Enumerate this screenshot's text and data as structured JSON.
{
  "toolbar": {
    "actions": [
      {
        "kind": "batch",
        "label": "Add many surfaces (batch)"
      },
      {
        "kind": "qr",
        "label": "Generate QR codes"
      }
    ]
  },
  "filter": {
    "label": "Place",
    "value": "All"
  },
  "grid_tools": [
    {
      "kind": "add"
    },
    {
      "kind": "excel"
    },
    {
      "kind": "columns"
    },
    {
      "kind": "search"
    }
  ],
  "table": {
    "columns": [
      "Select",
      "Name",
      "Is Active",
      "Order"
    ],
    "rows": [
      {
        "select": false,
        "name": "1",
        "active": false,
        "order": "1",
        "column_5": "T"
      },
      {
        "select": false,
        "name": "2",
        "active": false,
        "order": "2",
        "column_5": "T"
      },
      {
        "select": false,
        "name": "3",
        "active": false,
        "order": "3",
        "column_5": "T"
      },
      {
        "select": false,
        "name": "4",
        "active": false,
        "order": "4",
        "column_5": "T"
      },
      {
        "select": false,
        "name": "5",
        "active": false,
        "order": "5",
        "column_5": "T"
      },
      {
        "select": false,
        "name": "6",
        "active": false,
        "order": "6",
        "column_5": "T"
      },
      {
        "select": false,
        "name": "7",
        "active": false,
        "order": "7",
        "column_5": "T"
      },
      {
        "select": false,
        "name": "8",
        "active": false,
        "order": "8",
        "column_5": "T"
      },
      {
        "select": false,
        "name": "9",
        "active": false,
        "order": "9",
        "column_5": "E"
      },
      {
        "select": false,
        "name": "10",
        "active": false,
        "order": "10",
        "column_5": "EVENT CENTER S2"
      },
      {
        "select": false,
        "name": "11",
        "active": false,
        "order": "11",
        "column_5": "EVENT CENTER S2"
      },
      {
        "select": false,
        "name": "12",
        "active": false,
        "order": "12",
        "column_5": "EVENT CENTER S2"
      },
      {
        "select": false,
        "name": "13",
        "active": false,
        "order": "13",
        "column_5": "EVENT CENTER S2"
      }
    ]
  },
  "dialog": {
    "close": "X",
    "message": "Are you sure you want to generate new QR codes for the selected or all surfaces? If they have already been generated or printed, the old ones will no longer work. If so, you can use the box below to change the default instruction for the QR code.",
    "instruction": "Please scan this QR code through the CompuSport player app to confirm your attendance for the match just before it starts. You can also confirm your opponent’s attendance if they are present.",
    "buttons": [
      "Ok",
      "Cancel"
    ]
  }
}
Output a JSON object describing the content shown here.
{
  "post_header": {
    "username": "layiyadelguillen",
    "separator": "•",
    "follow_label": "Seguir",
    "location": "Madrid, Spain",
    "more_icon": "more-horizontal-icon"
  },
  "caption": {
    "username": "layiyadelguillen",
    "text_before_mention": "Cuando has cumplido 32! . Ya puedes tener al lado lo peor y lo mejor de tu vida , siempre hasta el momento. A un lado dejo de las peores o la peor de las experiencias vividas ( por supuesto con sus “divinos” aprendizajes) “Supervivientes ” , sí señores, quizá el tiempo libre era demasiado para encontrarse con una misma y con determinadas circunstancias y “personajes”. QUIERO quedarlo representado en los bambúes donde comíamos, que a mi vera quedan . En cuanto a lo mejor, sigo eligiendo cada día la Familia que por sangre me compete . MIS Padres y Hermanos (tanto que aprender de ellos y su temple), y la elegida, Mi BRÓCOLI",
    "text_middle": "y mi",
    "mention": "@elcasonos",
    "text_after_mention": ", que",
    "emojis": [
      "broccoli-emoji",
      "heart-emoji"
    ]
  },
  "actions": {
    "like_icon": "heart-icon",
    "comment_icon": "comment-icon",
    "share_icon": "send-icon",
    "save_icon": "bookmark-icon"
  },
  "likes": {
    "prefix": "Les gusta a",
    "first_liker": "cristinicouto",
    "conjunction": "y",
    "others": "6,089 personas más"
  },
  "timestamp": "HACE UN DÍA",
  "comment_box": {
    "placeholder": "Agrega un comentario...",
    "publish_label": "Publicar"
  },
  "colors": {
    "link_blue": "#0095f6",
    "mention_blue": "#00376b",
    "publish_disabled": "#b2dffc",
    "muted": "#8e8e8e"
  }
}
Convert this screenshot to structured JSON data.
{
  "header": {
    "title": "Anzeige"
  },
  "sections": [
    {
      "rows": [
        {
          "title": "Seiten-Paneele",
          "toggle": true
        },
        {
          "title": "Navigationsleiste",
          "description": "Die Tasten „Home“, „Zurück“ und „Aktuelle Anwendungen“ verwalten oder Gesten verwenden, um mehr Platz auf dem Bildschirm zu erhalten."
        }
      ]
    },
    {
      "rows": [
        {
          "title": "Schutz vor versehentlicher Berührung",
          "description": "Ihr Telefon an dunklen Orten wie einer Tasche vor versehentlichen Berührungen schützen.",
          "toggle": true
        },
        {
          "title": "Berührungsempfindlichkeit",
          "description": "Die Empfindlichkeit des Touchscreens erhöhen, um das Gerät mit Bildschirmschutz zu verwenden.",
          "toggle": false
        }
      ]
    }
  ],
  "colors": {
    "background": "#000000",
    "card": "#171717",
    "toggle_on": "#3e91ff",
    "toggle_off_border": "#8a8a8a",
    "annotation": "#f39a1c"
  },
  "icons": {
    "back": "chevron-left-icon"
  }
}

_ _ _ _

Copy all the entries verbatim.

Enumerate this screenshot's text and data as structured JSON.
{
  "toolbar": {
    "actions": [
      {
        "kind": "batch",
        "label": "Add many surfaces (batch)"
      },
      {
        "kind": "qr",
        "label": "Generate QR codes"
      }
    ]
  },
  "filter": {
    "label": "Place",
    "value": "All"
  },
  "grid_tools": [
    {
      "kind": "add"
    },
    {
      "kind": "excel"
    },
    {
      "kind": "columns"
    },
    {
      "kind": "search"
    }
  ],
  "table": {
    "columns": [
      "Select",
      "Name",
      "Is Active",
      "Order"
    ],
    "rows": [
      {
        "select": false,
        "name": "1",
        "active": false,
        "order": "1",
        "column_5": "T"
      },
      {
        "select": false,
        "name": "2",
        "active": false,
        "order": "2",
        "column_5": "T"
      },
      {
        "select": false,
        "name": "3",
        "active": false,
        "order": "3",
        "column_5": "T"
      },
      {
        "select": false,
        "name": "4",
        "active": false,
        "order": "4",
        "column_5": "T"
      },
      {
        "select": false,
        "name": "5",
        "active": false,
        "order": "5",
        "column_5": "T"
      },
      {
        "select": false,
        "name": "6",
        "active": false,
        "order": "6",
        "column_5": "T"
      },
      {
        "select": false,
        "name": "7",
        "active": false,
        "order": "7",
        "column_5": "T"
      },
      {
        "select": false,
        "name": "8",
        "active": false,
        "order": "8",
        "column_5": "T"
      },
      {
        "select": false,
        "name": "9",
        "active": false,
        "order": "9",
        "column_5": "E"
      },
      {
        "select": false,
        "name": "10",
        "active": false,
        "order": "10",
        "column_5": "EVENT CENTER S2"
      },
      {
        "select": false,
        "name": "11",
        "active": false,
        "order": "11",
        "column_5": "EVENT CENTER S2"
      },
      {
        "select": false,
        "name": "12",
        "active": false,
        "order": "12",
        "column_5": "EVENT CENTER S2"
      },
      {
        "select": false,
        "name": "13",
        "active": false,
        "order": "13",
        "column_5": "EVENT CENTER S2"
      }
    ]
  },
  "dialog": {
    "close": "X",
    "message": "Are you sure you want to generate new QR codes for the selected or all surfaces? If they have already been generated or printed, the old ones will no longer work. If so, you can use the box below to change the default instruction for the QR code.",
    "instruction": "Please scan this QR code through the CompuSport player app to confirm your attendance for the match just before it starts. You can also confirm your opponent’s attendance if they are present.",
    "buttons": [
      "Ok",
      "Cancel"
    ]
  }
}
Output a JSON object describing the content shown here.
{
  "post_header": {
    "username": "layiyadelguillen",
    "separator": "•",
    "follow_label": "Seguir",
    "location": "Madrid, Spain",
    "more_icon": "more-horizontal-icon"
  },
  "caption": {
    "username": "layiyadelguillen",
    "text_before_mention": "Cuando has cumplido 32! . Ya puedes tener al lado lo peor y lo mejor de tu vida , siempre hasta el momento. A un lado dejo de las peores o la peor de las experiencias vividas ( por supuesto con sus “divinos” aprendizajes) “Supervivientes ” , sí señores, quizá el tiempo libre era demasiado para encontrarse con una misma y con determinadas circunstancias y “personajes”. QUIERO quedarlo representado en los bambúes donde comíamos, que a mi vera quedan . En cuanto a lo mejor, sigo eligiendo cada día la Familia que por sangre me compete . MIS Padres y Hermanos (tanto que aprender de ellos y su temple), y la elegida, Mi BRÓCOLI",
    "text_middle": "y mi",
    "mention": "@elcasonos",
    "text_after_mention": ", que",
    "emojis": [
      "broccoli-emoji",
      "heart-emoji"
    ]
  },
  "actions": {
    "like_icon": "heart-icon",
    "comment_icon": "comment-icon",
    "share_icon": "send-icon",
    "save_icon": "bookmark-icon"
  },
  "likes": {
    "prefix": "Les gusta a",
    "first_liker": "cristinicouto",
    "conjunction": "y",
    "others": "6,089 personas más"
  },
  "timestamp": "HACE UN DÍA",
  "comment_box": {
    "placeholder": "Agrega un comentario...",
    "publish_label": "Publicar"
  },
  "colors": {
    "link_blue": "#0095f6",
    "mention_blue": "#00376b",
    "publish_disabled": "#b2dffc",
    "muted": "#8e8e8e"
  }
}
Convert this screenshot to structured JSON data.
{
  "header": {
    "title": "Anzeige"
  },
  "sections": [
    {
      "rows": [
        {
          "title": "Seiten-Paneele",
          "toggle": true
        },
        {
          "title": "Navigationsleiste",
          "description": "Die Tasten „Home“, „Zurück“ und „Aktuelle Anwendungen“ verwalten oder Gesten verwenden, um mehr Platz auf dem Bildschirm zu erhalten."
        }
      ]
    },
    {
      "rows": [
        {
          "title": "Schutz vor versehentlicher Berührung",
          "description": "Ihr Telefon an dunklen Orten wie einer Tasche vor versehentlichen Berührungen schützen.",
          "toggle": true
        },
        {
          "title": "Berührungsempfindlichkeit",
          "description": "Die Empfindlichkeit des Touchscreens erhöhen, um das Gerät mit Bildschirmschutz zu verwenden.",
          "toggle": false
        }
      ]
    }
  ],
  "colors": {
    "background": "#000000",
    "card": "#171717",
    "toggle_on": "#3e91ff",
    "toggle_off_border": "#8a8a8a",
    "annotation": "#f39a1c"
  },
  "icons": {
    "back": "chevron-left-icon"
  }
}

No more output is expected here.